Stored entries:
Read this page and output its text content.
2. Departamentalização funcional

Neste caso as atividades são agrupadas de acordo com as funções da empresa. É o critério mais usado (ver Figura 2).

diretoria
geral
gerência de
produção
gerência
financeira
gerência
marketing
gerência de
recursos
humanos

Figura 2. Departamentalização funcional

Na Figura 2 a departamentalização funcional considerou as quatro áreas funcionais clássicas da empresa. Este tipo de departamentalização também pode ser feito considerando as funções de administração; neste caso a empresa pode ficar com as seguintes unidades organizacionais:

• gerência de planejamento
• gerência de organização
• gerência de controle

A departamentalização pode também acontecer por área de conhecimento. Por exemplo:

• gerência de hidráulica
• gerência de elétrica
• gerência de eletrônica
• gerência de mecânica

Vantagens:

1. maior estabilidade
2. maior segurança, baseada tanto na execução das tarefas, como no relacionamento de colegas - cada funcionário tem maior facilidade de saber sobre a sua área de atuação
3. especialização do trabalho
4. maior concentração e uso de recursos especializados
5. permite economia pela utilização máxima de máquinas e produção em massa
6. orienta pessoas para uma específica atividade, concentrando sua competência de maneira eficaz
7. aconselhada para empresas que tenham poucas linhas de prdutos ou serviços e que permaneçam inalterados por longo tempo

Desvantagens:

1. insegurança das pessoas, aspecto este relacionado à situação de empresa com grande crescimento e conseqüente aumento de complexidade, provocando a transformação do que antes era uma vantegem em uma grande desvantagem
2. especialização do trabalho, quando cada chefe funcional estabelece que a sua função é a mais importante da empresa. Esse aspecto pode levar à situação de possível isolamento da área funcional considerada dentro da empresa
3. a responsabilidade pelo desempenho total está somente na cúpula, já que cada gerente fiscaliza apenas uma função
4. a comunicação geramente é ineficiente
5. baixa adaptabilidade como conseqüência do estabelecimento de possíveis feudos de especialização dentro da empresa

GOAL.
Every record should be given again exactly.

SOLUTION FOR THIS TASK.
Read this page and output its text content.
2. Departamentalização funcional

Neste caso as atividades são agrupadas de acordo com as funções da empresa. É o critério mais usado (ver Figura 2).

diretoria
geral
gerência de
produção
gerência
financeira
gerência
marketing
gerência de
recursos
humanos

Figura 2. Departamentalização funcional

Na Figura 2 a departamentalização funcional considerou as quatro áreas funcionais clássicas da empresa. Este tipo de departamentalização também pode ser feito considerando as funções de administração; neste caso a empresa pode ficar com as seguintes unidades organizacionais:

• gerência de planejamento
• gerência de organização
• gerência de controle

A departamentalização pode também acontecer por área de conhecimento. Por exemplo:

• gerência de hidráulica
• gerência de elétrica
• gerência de eletrônica
• gerência de mecânica

Vantagens:

1. maior estabilidade
2. maior segurança, baseada tanto na execução das tarefas, como no relacionamento de colegas - cada funcionário tem maior facilidade de saber sobre a sua área de atuação
3. especialização do trabalho
4. maior concentração e uso de recursos especializados
5. permite economia pela utilização máxima de máquinas e produção em massa
6. orienta pessoas para uma específica atividade, concentrando sua competência de maneira eficaz
7. aconselhada para empresas que tenham poucas linhas de prdutos ou serviços e que permaneçam inalterados por longo tempo

Desvantagens:

1. insegurança das pessoas, aspecto este relacionado à situação de empresa com grande crescimento e conseqüente aumento de complexidade, provocando a transformação do que antes era uma vantegem em uma grande desvantagem
2. especialização do trabalho, quando cada chefe funcional estabelece que a sua função é a mais importante da empresa. Esse aspecto pode levar à situação de possível isolamento da área funcional considerada dentro da empresa
3. a responsabilidade pelo desempenho total está somente na cúpula, já que cada gerente fiscaliza apenas uma função
4. a comunicação geramente é ineficiente
5. baixa adaptabilidade como conseqüência do estabelecimento de possíveis feudos de especialização dentro da empresa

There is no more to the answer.